◆ Aim ◆
Pull out every line with the word "watermark" from the entries below.

◆ Task material ◆
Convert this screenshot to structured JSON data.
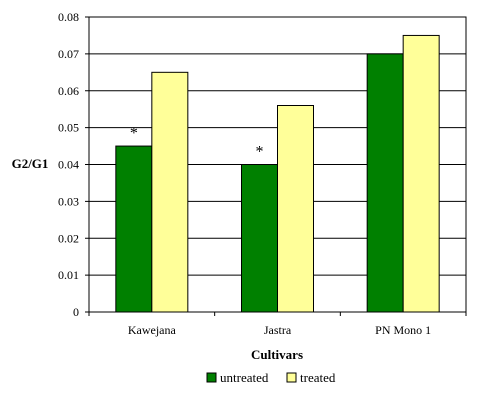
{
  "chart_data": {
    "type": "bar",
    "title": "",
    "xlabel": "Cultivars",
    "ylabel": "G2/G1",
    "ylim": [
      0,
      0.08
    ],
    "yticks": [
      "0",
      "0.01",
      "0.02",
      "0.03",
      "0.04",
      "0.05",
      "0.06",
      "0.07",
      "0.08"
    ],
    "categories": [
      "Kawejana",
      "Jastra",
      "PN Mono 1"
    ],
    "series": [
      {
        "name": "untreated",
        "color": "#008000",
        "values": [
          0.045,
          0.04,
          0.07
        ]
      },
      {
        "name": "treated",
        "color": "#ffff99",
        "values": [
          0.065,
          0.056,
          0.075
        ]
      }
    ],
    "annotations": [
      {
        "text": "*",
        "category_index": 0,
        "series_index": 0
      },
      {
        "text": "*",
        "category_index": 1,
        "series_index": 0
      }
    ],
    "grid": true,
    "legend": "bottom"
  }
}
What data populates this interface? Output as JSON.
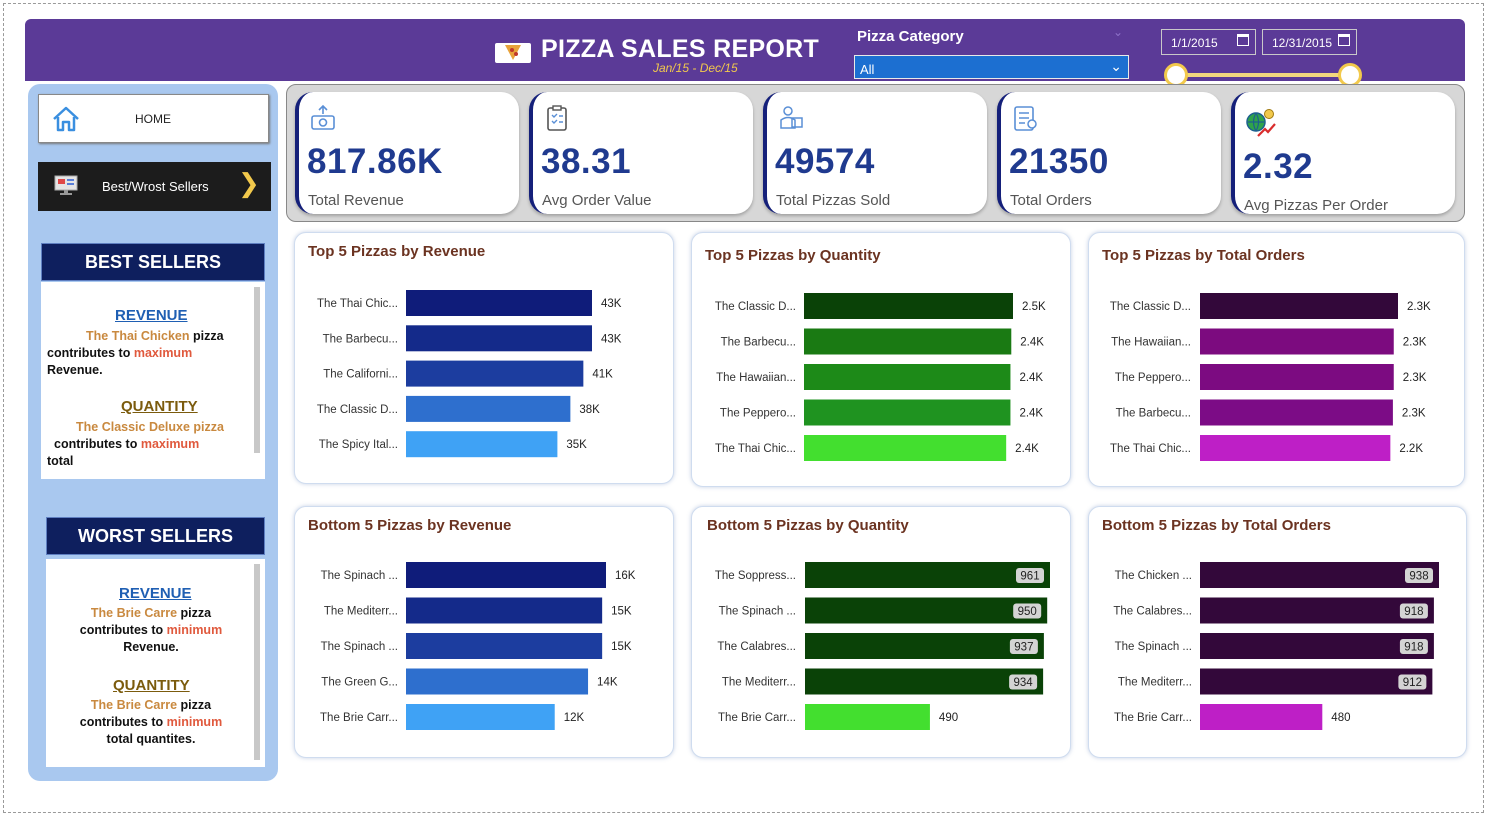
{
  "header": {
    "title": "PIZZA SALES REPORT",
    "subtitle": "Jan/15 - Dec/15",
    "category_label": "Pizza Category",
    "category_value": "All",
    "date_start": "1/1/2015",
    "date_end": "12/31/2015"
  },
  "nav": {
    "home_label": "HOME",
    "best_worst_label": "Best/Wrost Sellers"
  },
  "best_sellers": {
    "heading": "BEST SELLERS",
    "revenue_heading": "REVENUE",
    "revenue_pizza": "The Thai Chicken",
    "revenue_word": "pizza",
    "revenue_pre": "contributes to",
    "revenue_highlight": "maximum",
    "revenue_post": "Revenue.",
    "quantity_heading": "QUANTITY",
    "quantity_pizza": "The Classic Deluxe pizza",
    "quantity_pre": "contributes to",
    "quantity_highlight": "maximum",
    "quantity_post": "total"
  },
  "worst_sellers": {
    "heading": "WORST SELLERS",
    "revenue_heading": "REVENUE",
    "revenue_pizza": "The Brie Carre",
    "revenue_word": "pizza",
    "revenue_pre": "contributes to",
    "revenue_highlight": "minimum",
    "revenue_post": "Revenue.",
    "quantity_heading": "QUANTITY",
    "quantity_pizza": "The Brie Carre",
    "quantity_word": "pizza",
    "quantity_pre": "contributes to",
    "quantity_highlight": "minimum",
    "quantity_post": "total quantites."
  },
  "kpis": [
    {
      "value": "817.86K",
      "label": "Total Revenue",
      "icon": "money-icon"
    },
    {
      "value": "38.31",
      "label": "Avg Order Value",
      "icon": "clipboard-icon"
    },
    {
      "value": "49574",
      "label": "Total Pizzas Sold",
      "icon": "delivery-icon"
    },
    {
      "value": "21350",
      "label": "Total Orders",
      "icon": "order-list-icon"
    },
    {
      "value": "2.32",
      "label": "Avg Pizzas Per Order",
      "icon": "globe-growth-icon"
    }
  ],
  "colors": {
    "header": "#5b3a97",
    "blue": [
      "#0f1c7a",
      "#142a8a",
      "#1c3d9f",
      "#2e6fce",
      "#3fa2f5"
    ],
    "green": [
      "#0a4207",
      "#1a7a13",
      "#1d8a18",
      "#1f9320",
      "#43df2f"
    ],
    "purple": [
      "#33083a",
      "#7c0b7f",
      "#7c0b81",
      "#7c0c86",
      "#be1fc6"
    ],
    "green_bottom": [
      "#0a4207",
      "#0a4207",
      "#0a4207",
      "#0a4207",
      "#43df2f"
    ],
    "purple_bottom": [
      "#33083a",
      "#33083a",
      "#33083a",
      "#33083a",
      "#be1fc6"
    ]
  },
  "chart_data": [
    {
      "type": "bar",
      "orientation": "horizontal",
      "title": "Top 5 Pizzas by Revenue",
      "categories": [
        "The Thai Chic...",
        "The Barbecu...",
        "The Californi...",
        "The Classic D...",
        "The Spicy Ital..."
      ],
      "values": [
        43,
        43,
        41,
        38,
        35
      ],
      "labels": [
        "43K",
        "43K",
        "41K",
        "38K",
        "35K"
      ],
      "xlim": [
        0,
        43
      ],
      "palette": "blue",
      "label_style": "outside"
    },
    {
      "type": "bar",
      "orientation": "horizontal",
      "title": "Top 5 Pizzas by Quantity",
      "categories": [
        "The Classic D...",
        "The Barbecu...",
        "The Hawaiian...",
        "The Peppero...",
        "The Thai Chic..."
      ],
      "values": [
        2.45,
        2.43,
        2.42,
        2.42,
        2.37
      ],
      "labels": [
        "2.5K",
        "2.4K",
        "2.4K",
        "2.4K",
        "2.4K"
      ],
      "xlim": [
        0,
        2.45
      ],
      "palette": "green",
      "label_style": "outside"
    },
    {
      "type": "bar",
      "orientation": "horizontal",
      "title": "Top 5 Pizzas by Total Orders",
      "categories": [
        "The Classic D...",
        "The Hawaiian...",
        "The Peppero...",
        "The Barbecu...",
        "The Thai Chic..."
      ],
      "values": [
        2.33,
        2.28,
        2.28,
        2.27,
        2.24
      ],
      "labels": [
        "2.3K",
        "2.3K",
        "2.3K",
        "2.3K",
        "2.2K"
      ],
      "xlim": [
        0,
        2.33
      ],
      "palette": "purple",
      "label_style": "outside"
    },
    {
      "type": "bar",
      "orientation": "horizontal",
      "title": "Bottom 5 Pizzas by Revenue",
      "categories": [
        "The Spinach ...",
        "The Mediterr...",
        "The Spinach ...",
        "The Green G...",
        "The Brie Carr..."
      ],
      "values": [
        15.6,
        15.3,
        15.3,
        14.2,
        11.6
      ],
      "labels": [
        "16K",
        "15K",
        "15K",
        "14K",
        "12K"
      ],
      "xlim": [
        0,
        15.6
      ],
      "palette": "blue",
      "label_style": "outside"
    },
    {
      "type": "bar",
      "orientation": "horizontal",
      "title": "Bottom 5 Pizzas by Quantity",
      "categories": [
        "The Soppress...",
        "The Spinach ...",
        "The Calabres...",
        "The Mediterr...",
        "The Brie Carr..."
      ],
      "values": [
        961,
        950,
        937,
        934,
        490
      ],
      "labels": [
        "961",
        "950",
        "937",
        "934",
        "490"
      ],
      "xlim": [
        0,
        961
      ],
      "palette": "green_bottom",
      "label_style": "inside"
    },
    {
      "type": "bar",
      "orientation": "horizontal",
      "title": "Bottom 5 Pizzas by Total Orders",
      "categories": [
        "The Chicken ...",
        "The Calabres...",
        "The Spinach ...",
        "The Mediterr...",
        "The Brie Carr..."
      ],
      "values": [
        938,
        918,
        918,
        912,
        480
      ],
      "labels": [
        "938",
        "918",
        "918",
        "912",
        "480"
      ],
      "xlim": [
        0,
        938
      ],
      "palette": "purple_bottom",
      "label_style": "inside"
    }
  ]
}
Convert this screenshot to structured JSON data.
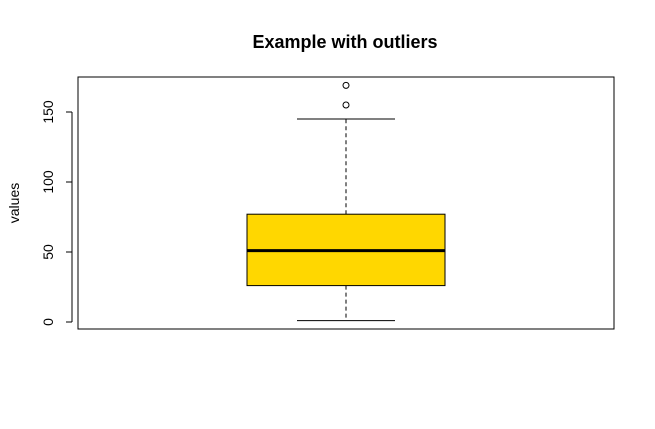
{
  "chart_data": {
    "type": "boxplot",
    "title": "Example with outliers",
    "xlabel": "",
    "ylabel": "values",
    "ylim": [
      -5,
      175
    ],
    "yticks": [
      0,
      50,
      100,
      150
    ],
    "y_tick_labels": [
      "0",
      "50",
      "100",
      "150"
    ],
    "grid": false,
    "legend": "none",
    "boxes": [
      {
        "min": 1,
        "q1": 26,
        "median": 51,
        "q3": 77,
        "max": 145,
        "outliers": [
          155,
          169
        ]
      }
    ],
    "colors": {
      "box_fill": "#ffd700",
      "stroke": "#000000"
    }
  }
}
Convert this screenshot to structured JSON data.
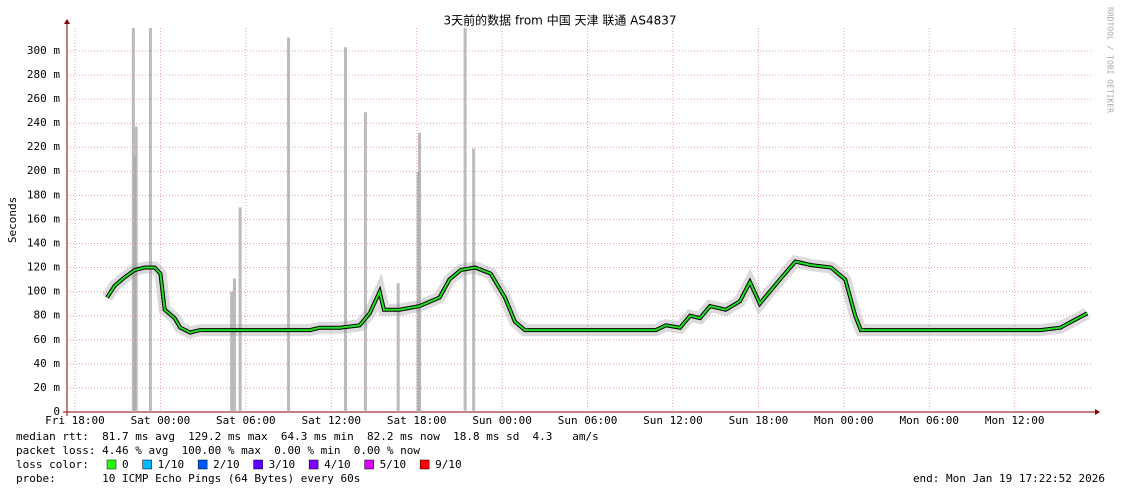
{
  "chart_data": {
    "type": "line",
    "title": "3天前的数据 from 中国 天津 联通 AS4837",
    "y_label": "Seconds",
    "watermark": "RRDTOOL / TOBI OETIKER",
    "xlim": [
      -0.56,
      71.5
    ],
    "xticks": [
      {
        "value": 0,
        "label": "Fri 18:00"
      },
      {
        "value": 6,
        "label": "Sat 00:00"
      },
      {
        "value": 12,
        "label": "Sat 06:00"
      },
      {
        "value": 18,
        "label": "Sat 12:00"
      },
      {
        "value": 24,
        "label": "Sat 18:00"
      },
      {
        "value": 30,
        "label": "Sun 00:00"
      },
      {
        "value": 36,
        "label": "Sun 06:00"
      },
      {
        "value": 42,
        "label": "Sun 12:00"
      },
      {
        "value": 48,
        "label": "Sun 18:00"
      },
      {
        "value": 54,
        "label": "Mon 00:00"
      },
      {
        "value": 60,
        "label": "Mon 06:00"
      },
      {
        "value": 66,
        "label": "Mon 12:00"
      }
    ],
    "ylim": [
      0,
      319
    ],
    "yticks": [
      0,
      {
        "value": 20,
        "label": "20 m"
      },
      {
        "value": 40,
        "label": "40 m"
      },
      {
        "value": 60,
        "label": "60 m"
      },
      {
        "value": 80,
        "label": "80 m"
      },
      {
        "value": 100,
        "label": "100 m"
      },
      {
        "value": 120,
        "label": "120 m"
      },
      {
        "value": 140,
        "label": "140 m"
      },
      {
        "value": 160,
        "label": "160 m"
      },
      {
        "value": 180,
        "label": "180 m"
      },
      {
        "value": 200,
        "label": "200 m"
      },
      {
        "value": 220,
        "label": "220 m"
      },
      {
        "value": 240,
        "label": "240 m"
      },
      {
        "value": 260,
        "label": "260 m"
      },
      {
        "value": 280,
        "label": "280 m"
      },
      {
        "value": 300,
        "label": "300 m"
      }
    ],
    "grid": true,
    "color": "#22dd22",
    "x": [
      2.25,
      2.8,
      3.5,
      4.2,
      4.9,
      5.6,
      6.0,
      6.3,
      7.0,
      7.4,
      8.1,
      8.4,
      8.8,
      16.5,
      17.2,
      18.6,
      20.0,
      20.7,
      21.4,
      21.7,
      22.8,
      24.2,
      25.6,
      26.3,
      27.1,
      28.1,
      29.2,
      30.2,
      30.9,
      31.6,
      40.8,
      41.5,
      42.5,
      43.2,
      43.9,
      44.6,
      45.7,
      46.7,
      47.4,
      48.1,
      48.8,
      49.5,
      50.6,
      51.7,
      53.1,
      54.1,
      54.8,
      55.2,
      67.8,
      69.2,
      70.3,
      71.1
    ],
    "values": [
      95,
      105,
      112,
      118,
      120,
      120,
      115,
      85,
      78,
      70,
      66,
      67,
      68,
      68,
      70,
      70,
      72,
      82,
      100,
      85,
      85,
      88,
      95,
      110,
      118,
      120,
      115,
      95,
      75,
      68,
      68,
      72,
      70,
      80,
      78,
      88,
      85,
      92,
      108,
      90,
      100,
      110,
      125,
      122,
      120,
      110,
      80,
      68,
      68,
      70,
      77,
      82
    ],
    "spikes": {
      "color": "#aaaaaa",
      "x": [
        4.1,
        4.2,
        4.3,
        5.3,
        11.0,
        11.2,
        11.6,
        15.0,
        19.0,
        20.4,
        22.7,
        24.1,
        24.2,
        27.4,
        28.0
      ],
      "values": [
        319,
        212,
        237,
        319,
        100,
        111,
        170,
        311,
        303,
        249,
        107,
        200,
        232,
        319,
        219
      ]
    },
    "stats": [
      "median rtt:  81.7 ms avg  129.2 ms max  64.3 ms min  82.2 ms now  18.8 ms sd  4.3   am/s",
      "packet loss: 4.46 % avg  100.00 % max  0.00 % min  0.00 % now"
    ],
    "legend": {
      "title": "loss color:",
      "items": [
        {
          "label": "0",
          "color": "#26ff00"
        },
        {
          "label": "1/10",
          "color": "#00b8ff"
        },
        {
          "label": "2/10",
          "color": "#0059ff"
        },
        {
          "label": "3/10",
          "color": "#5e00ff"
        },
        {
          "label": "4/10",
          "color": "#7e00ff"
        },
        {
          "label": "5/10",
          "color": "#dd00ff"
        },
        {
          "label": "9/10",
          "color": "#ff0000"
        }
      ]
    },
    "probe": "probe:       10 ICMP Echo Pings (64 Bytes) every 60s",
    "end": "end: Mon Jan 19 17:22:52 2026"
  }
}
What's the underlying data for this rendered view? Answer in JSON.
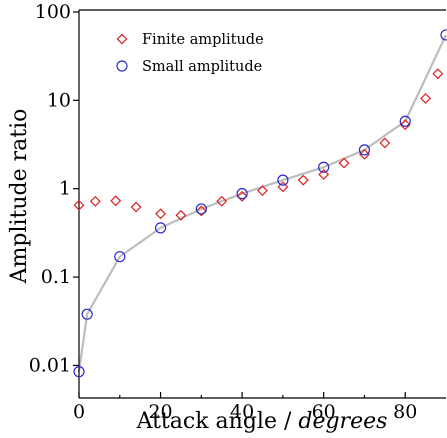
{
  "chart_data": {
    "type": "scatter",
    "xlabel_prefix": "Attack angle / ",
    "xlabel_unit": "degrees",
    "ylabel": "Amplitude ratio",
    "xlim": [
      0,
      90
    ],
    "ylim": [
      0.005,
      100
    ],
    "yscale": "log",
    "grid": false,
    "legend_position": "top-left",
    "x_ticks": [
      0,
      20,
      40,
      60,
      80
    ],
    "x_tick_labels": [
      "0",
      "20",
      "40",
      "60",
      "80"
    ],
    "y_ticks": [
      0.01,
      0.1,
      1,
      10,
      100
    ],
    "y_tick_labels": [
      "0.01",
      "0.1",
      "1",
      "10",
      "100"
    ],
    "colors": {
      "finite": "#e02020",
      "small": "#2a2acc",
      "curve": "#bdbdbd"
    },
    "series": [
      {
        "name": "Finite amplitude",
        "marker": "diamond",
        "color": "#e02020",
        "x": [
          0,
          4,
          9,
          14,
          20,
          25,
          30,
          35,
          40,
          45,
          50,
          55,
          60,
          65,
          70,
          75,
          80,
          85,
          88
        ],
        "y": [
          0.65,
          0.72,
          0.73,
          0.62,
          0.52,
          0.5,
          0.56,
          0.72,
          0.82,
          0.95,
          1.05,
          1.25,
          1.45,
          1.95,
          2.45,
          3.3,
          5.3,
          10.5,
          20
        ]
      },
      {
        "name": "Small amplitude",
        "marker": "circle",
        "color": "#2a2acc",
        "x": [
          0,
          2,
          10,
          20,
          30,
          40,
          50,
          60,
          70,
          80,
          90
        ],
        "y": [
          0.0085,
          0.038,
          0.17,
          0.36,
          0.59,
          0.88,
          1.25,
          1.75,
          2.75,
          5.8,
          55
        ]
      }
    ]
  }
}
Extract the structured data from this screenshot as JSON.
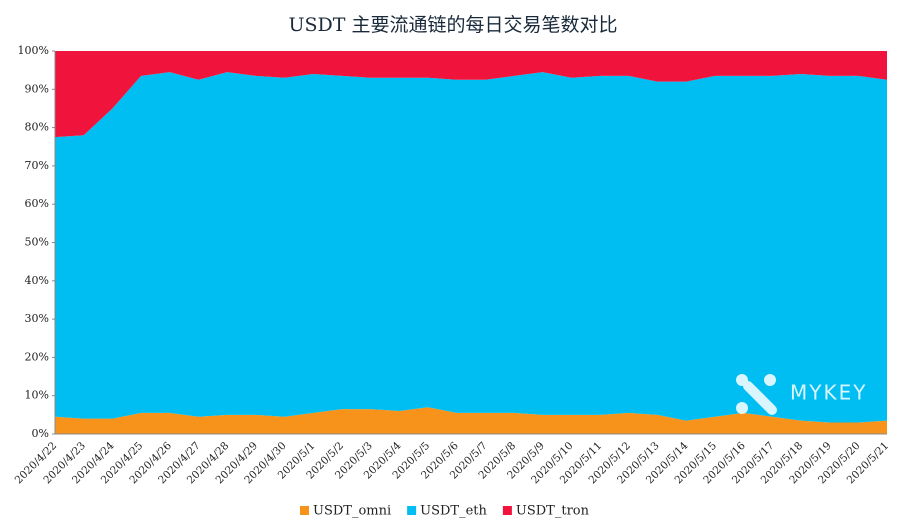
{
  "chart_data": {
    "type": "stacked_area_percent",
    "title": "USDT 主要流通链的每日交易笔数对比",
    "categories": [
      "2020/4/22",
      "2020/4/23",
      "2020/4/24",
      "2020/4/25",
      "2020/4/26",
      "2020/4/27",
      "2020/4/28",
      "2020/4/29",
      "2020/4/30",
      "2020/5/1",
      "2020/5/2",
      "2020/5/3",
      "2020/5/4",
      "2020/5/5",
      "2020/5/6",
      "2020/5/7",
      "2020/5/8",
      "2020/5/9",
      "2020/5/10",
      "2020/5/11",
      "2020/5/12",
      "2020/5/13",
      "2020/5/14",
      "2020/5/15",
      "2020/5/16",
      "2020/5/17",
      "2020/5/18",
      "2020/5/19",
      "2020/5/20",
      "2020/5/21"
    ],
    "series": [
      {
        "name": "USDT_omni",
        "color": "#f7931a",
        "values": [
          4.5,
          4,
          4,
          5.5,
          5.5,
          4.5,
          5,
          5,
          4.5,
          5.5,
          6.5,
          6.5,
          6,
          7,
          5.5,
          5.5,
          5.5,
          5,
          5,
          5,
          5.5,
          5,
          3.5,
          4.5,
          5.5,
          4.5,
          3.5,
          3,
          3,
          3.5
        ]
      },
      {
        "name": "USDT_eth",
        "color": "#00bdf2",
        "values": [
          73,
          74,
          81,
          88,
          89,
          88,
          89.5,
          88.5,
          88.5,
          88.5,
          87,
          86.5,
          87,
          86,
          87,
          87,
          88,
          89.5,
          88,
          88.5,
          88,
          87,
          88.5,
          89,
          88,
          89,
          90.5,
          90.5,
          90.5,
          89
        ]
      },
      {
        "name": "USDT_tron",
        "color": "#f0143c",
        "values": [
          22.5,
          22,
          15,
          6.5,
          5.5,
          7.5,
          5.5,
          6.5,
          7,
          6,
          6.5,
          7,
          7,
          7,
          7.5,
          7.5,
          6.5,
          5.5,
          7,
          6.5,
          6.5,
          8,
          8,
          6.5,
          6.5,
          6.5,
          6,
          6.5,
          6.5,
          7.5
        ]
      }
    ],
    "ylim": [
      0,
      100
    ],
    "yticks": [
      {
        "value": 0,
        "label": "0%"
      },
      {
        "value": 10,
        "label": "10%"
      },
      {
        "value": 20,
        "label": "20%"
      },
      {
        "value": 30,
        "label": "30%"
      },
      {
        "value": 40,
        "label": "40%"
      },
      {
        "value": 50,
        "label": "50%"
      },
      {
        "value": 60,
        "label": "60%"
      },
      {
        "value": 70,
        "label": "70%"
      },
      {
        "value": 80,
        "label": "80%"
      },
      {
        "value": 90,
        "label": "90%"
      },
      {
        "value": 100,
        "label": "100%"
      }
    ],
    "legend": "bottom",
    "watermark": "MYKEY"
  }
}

◆ Result of this exercise ◆
    "watermark": "RRDTOOL / TOBI OETIKER",
    "watermark": "MYKEY"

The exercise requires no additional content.